==== INFORMATION SHOWN
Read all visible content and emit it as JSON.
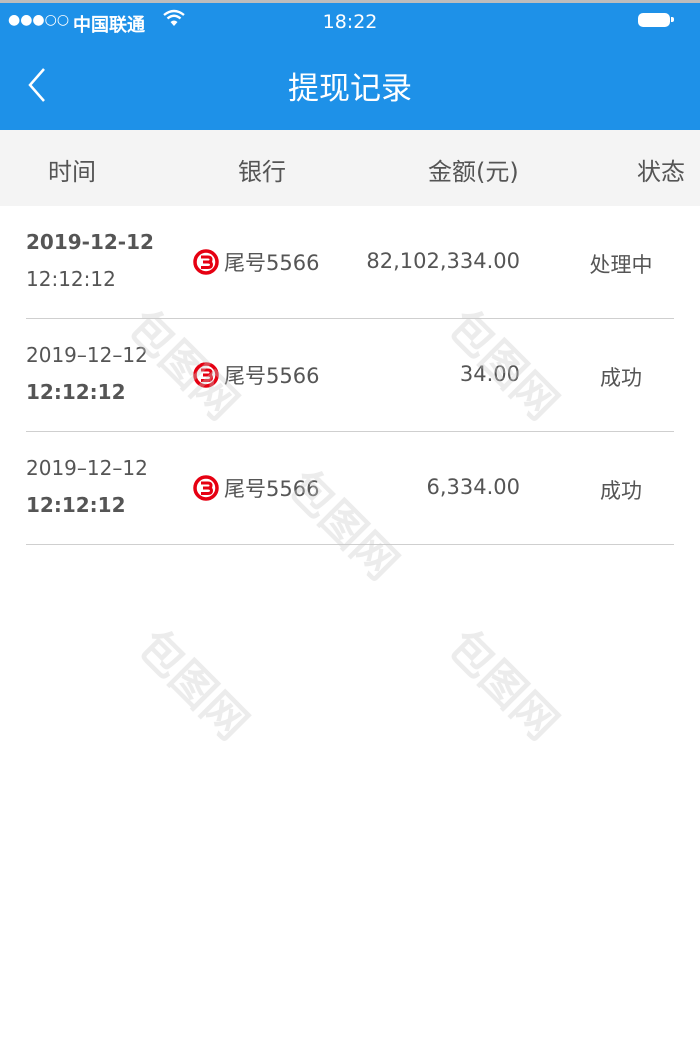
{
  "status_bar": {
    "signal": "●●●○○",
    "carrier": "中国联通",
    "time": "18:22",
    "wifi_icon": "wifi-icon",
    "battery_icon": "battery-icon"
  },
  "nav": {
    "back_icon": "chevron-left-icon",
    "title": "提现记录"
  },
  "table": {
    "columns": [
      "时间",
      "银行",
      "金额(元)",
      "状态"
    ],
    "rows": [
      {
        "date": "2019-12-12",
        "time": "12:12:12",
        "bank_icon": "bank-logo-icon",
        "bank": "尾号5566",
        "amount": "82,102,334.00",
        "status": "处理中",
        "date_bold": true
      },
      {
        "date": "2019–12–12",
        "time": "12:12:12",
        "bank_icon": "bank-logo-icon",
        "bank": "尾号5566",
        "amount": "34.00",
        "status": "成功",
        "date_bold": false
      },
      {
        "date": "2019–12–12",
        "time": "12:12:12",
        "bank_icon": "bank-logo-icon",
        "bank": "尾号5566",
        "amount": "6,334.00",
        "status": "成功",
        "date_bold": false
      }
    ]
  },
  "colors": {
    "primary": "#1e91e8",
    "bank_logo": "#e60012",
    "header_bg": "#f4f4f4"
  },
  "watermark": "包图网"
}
========
# INSTRUCTION:
Return each line that includes "amount".

# RESPONSE TO THE TASK:
        "amount": "82,102,334.00",
        "amount": "34.00",
        "amount": "6,334.00",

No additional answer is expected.